Problem description: Each line in the entries below that holds the string "heading" is to be listed.

Extracted material:
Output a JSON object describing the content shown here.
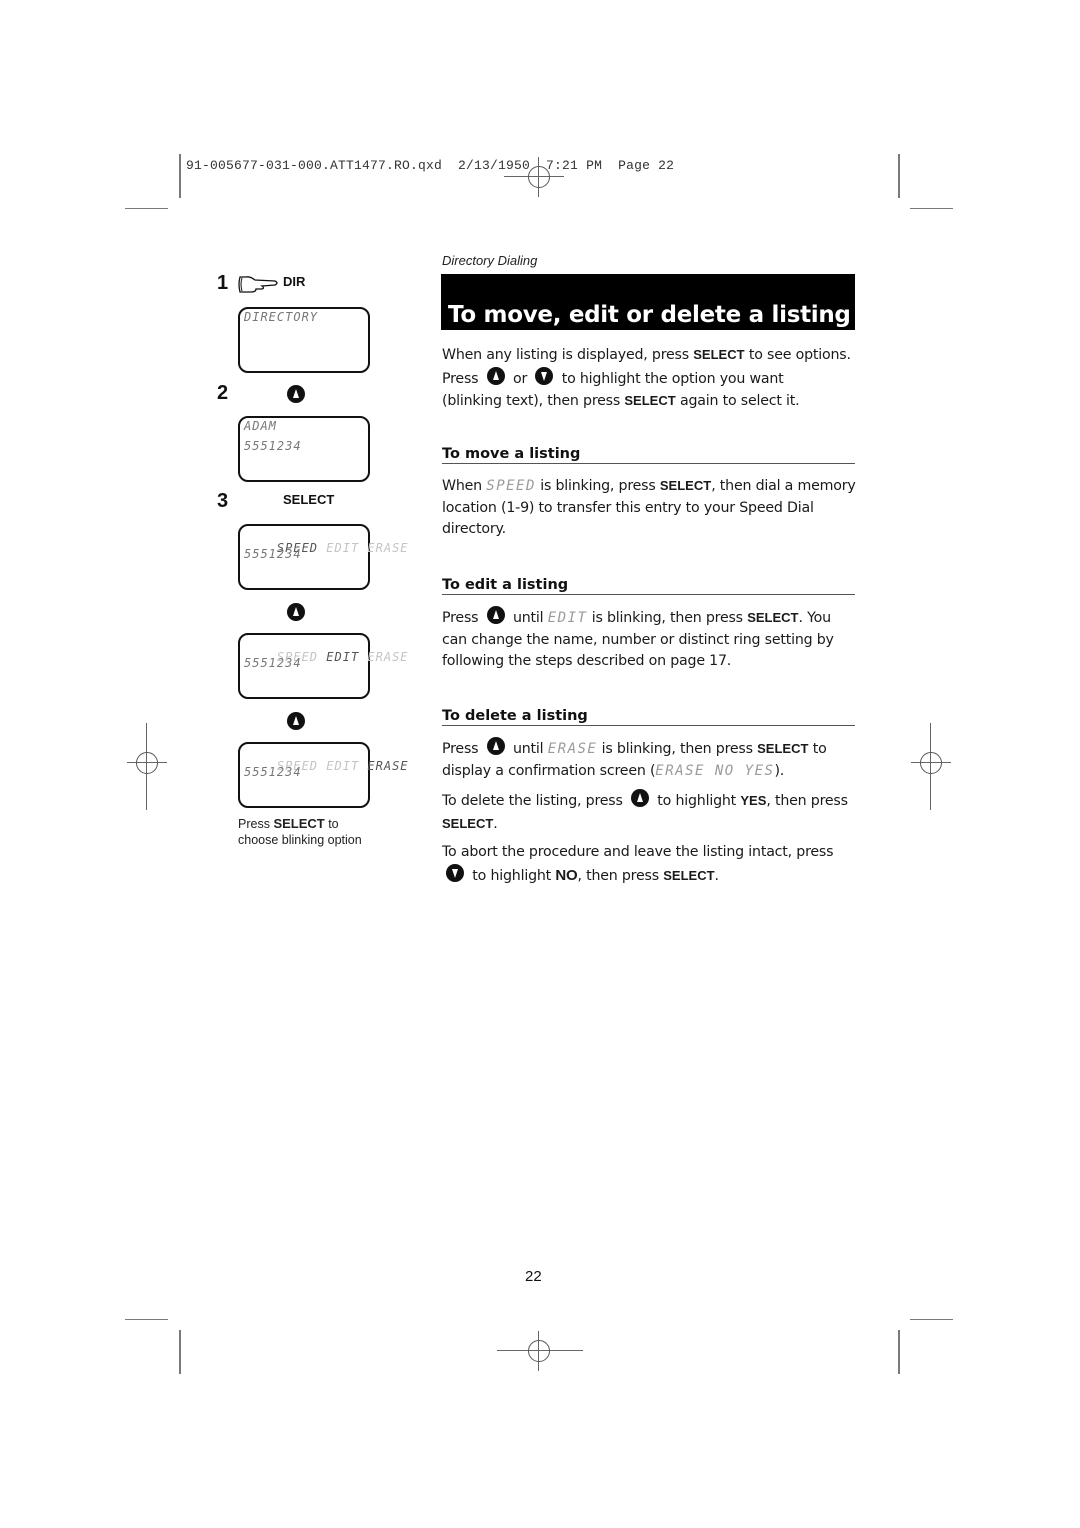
{
  "slug_line": "91-005677-031-000.ATT1477.RO.qxd  2/13/1950  7:21 PM  Page 22",
  "left_column": {
    "steps": [
      {
        "number": "1",
        "key": "DIR",
        "key_icon": "pointing-hand-icon"
      },
      {
        "number": "2",
        "key_icon": "up-arrow-button-icon"
      },
      {
        "number": "3",
        "key": "SELECT"
      }
    ],
    "screens": [
      {
        "line1": "DIRECTORY",
        "line2": ""
      },
      {
        "line1": "ADAM",
        "line2": "5551234"
      },
      {
        "options": [
          "SPEED",
          "EDIT",
          "ERASE"
        ],
        "active": "SPEED",
        "line2": "5551234"
      },
      {
        "options": [
          "SPEED",
          "EDIT",
          "ERASE"
        ],
        "active": "EDIT",
        "line2": "5551234"
      },
      {
        "options": [
          "SPEED",
          "EDIT",
          "ERASE"
        ],
        "active": "ERASE",
        "line2": "5551234"
      }
    ],
    "between_icons": [
      "up-arrow-button-icon",
      "up-arrow-button-icon"
    ],
    "caption": {
      "pre": "Press ",
      "key": "SELECT",
      "post": " to",
      "line2": "choose blinking option"
    }
  },
  "right_column": {
    "section_tag": "Directory Dialing",
    "title": "To move, edit or delete a listing",
    "intro": {
      "p1a": "When any listing is displayed, press ",
      "p1key": "SELECT",
      "p1b": " to see options.",
      "p2a": "Press ",
      "p2mid": " or ",
      "p2b": " to highlight the option you want",
      "p3a": "(blinking text), then press ",
      "p3key": "SELECT",
      "p3b": " again to select it."
    },
    "move": {
      "heading": "To move a listing",
      "a": "When ",
      "lcd": "SPEED",
      "b": " is blinking, press ",
      "key": "SELECT",
      "c": ", then dial a memory location (1-9) to transfer this entry to your Speed Dial directory."
    },
    "edit": {
      "heading": "To edit a listing",
      "a": "Press ",
      "b": " until ",
      "lcd": "EDIT",
      "c": " is blinking, then press ",
      "key": "SELECT",
      "d": ". You can change the name, number or distinct ring setting by following the steps described on page 17."
    },
    "delete": {
      "heading": "To delete a listing",
      "p1a": "Press ",
      "p1b": " until ",
      "p1lcd": "ERASE",
      "p1c": " is blinking, then press ",
      "p1key": "SELECT",
      "p1d": " to display a confirmation screen (",
      "p1lcd2": "ERASE NO YES",
      "p1e": ").",
      "p2a": "To delete the listing, press ",
      "p2b": " to highlight ",
      "p2key": "YES",
      "p2c": ", then press ",
      "p2key2": "SELECT",
      "p2d": ".",
      "p3a": "To abort the procedure and leave the listing intact, press ",
      "p3b": " to highlight ",
      "p3key": "NO",
      "p3c": ", then press ",
      "p3key2": "SELECT",
      "p3d": "."
    }
  },
  "page_number": "22"
}
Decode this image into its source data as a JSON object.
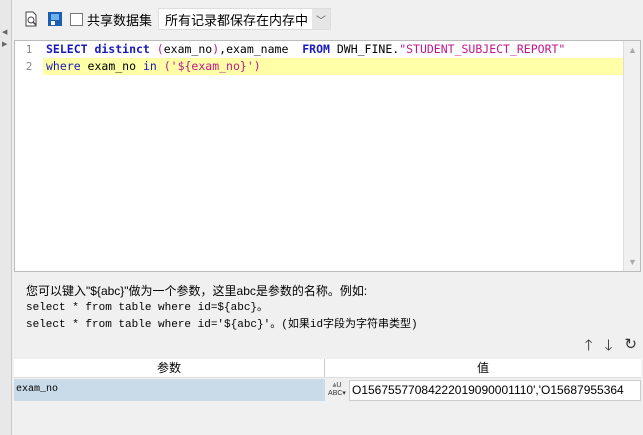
{
  "toolbar": {
    "share_dataset_label": "共享数据集",
    "cache_mode_selected": "所有记录都保存在内存中"
  },
  "editor": {
    "line_numbers": [
      "1",
      "2"
    ],
    "line1": {
      "kw1": "SELECT distinct",
      "p1": "(",
      "t1": "exam_no",
      "p2": ")",
      "t2": ",exam_name  ",
      "kw2": "FROM",
      "t3": " DWH_FINE.",
      "str": "\"STUDENT_SUBJECT_REPORT\""
    },
    "line2": {
      "kw1": "where",
      "t1": " exam_no ",
      "kw2": "in",
      "sp": " ",
      "str": "('${exam_no}')"
    }
  },
  "hint": {
    "line1": "您可以键入\"${abc}\"做为一个参数，这里abc是参数的名称。例如:",
    "line2": "select * from table where id=${abc}。",
    "line3": "select * from table where id='${abc}'。(如果id字段为字符串类型)"
  },
  "params_table": {
    "headers": [
      "参数",
      "值"
    ],
    "rows": [
      {
        "name": "exam_no",
        "value": "O15675577084222019090001110','O15687955364"
      }
    ]
  }
}
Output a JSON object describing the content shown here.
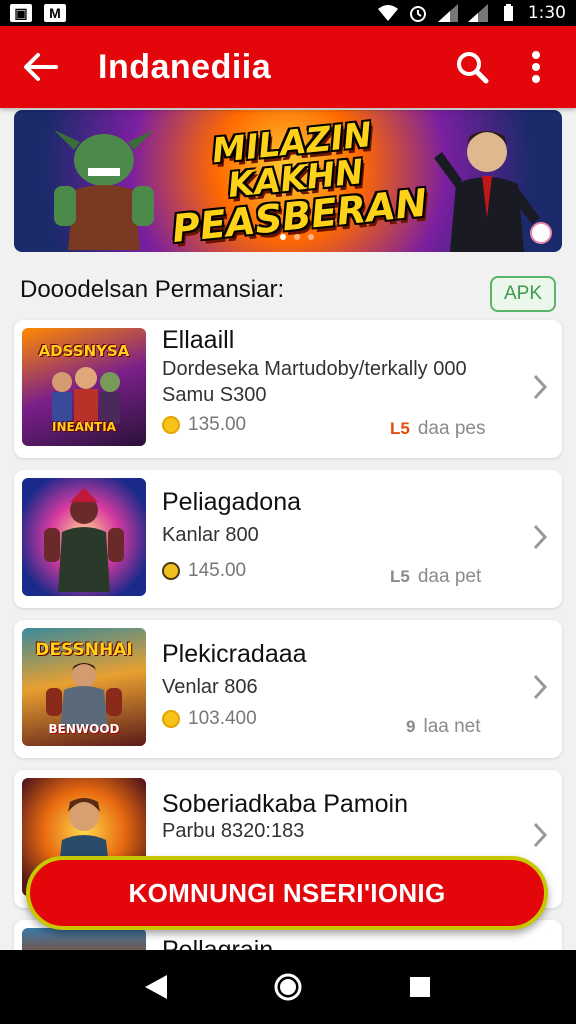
{
  "status_bar": {
    "time": "1:30"
  },
  "app_bar": {
    "title": "Indanediia"
  },
  "banner": {
    "line1": "MILAZIN KAKHN",
    "line2": "PEASBERAN",
    "active_dot": 0
  },
  "section": {
    "title": "Dooodelsan Permansiar:",
    "badge": "APK"
  },
  "items": [
    {
      "title": "Ellaaill",
      "sub1": "Dordeseka Martudoby/terkally 000",
      "sub2": "Samu S300",
      "price": "135.00",
      "meta_icon": "L5",
      "meta": "daa pes",
      "thumb_label": "ADSSNYSA",
      "thumb_label2": "INEANTIA"
    },
    {
      "title": "Peliagadona",
      "sub1": "Kanlar 800",
      "sub2": "",
      "price": "145.00",
      "meta_icon": "L5",
      "meta": "daa pet",
      "thumb_label": "",
      "thumb_label2": ""
    },
    {
      "title": "Plekicradaaa",
      "sub1": "Venlar 806",
      "sub2": "",
      "price": "103.400",
      "meta_icon": "9",
      "meta": "laa net",
      "thumb_label": "DESSNHAI",
      "thumb_label2": "BENWOOD"
    },
    {
      "title": "Soberiadkaba Pamoin",
      "sub1": "Parbu 8320:183",
      "sub2": "",
      "price": "",
      "meta_icon": "",
      "meta": "",
      "thumb_label": "",
      "thumb_label2": ""
    },
    {
      "title": "Pellagrain"
    }
  ],
  "cta": {
    "label": "KOMNUNGI NSERI'IONIG"
  }
}
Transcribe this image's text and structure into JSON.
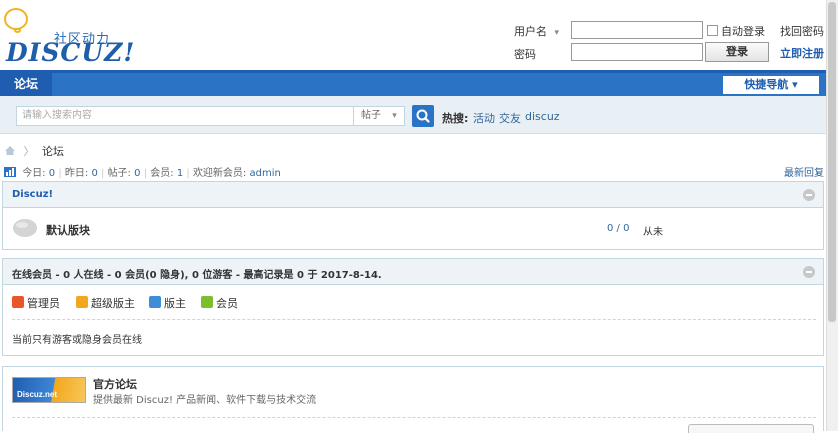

Answer below:
      "heading": "To move a listing",
      "heading": "To edit a listing",
      "heading": "To delete a listing",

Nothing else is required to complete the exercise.